▶ [Exercise] Will you extract the entries word for word? Images should not appear in the copy.
* begin *
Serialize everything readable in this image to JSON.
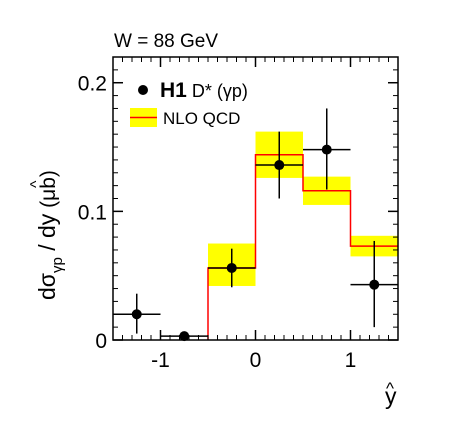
{
  "chart_data": {
    "type": "line",
    "annotation": "W = 88 GeV",
    "ylabel": {
      "prefix": "dσ",
      "sub": "γp",
      "mid": " / d",
      "var": "y",
      "hat": "^",
      "units": "  (μb)"
    },
    "xlabel": {
      "var": "y",
      "hat": "^"
    },
    "xlim": [
      -1.5,
      1.5
    ],
    "ylim": [
      0,
      0.22
    ],
    "xticks": [
      {
        "value": -1,
        "label": "-1"
      },
      {
        "value": 0,
        "label": "0"
      },
      {
        "value": 1,
        "label": "1"
      }
    ],
    "yticks": [
      {
        "value": 0,
        "label": "0"
      },
      {
        "value": 0.1,
        "label": "0.1"
      },
      {
        "value": 0.2,
        "label": "0.2"
      }
    ],
    "legend": {
      "position": "top-left",
      "data_label_bold": "H1",
      "data_label_rest": " D* (γp)",
      "theory_label": "NLO QCD"
    },
    "colors": {
      "band": "#ffff00",
      "line": "#ff0000",
      "points": "#000000"
    },
    "series": [
      {
        "name": "H1 D* (γp)",
        "kind": "points",
        "points": [
          {
            "x": -1.25,
            "y": 0.02,
            "xerr": 0.25,
            "ylo": 0.005,
            "yhi": 0.036
          },
          {
            "x": -0.75,
            "y": 0.003,
            "xerr": 0.25,
            "ylo": 0.0,
            "yhi": 0.005
          },
          {
            "x": -0.25,
            "y": 0.056,
            "xerr": 0.25,
            "ylo": 0.041,
            "yhi": 0.071
          },
          {
            "x": 0.25,
            "y": 0.136,
            "xerr": 0.25,
            "ylo": 0.11,
            "yhi": 0.162
          },
          {
            "x": 0.75,
            "y": 0.148,
            "xerr": 0.25,
            "ylo": 0.117,
            "yhi": 0.18
          },
          {
            "x": 1.25,
            "y": 0.043,
            "xerr": 0.25,
            "ylo": 0.01,
            "yhi": 0.077
          }
        ]
      },
      {
        "name": "NLO QCD",
        "kind": "histogram",
        "bins": [
          {
            "lo": -0.5,
            "hi": 0.0,
            "y": 0.056,
            "band_lo": 0.042,
            "band_hi": 0.075
          },
          {
            "lo": 0.0,
            "hi": 0.5,
            "y": 0.144,
            "band_lo": 0.126,
            "band_hi": 0.162
          },
          {
            "lo": 0.5,
            "hi": 1.0,
            "y": 0.116,
            "band_lo": 0.105,
            "band_hi": 0.127
          },
          {
            "lo": 1.0,
            "hi": 1.5,
            "y": 0.073,
            "band_lo": 0.065,
            "band_hi": 0.081
          }
        ]
      }
    ]
  }
}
* end *
▶ [Finished exercise]
Serialize everything readable in this image to JSON.
{
  "chart_data": {
    "type": "line",
    "annotation": "W = 88 GeV",
    "ylabel": {
      "prefix": "dσ",
      "sub": "γp",
      "mid": " / d",
      "var": "y",
      "hat": "^",
      "units": "  (μb)"
    },
    "xlabel": {
      "var": "y",
      "hat": "^"
    },
    "xlim": [
      -1.5,
      1.5
    ],
    "ylim": [
      0,
      0.22
    ],
    "xticks": [
      {
        "value": -1,
        "label": "-1"
      },
      {
        "value": 0,
        "label": "0"
      },
      {
        "value": 1,
        "label": "1"
      }
    ],
    "yticks": [
      {
        "value": 0,
        "label": "0"
      },
      {
        "value": 0.1,
        "label": "0.1"
      },
      {
        "value": 0.2,
        "label": "0.2"
      }
    ],
    "legend": {
      "position": "top-left",
      "data_label_bold": "H1",
      "data_label_rest": " D* (γp)",
      "theory_label": "NLO QCD"
    },
    "colors": {
      "band": "#ffff00",
      "line": "#ff0000",
      "points": "#000000"
    },
    "series": [
      {
        "name": "H1 D* (γp)",
        "kind": "points",
        "points": [
          {
            "x": -1.25,
            "y": 0.02,
            "xerr": 0.25,
            "ylo": 0.005,
            "yhi": 0.036
          },
          {
            "x": -0.75,
            "y": 0.003,
            "xerr": 0.25,
            "ylo": 0.0,
            "yhi": 0.005
          },
          {
            "x": -0.25,
            "y": 0.056,
            "xerr": 0.25,
            "ylo": 0.041,
            "yhi": 0.071
          },
          {
            "x": 0.25,
            "y": 0.136,
            "xerr": 0.25,
            "ylo": 0.11,
            "yhi": 0.162
          },
          {
            "x": 0.75,
            "y": 0.148,
            "xerr": 0.25,
            "ylo": 0.117,
            "yhi": 0.18
          },
          {
            "x": 1.25,
            "y": 0.043,
            "xerr": 0.25,
            "ylo": 0.01,
            "yhi": 0.077
          }
        ]
      },
      {
        "name": "NLO QCD",
        "kind": "histogram",
        "bins": [
          {
            "lo": -0.5,
            "hi": 0.0,
            "y": 0.056,
            "band_lo": 0.042,
            "band_hi": 0.075
          },
          {
            "lo": 0.0,
            "hi": 0.5,
            "y": 0.144,
            "band_lo": 0.126,
            "band_hi": 0.162
          },
          {
            "lo": 0.5,
            "hi": 1.0,
            "y": 0.116,
            "band_lo": 0.105,
            "band_hi": 0.127
          },
          {
            "lo": 1.0,
            "hi": 1.5,
            "y": 0.073,
            "band_lo": 0.065,
            "band_hi": 0.081
          }
        ]
      }
    ]
  }
}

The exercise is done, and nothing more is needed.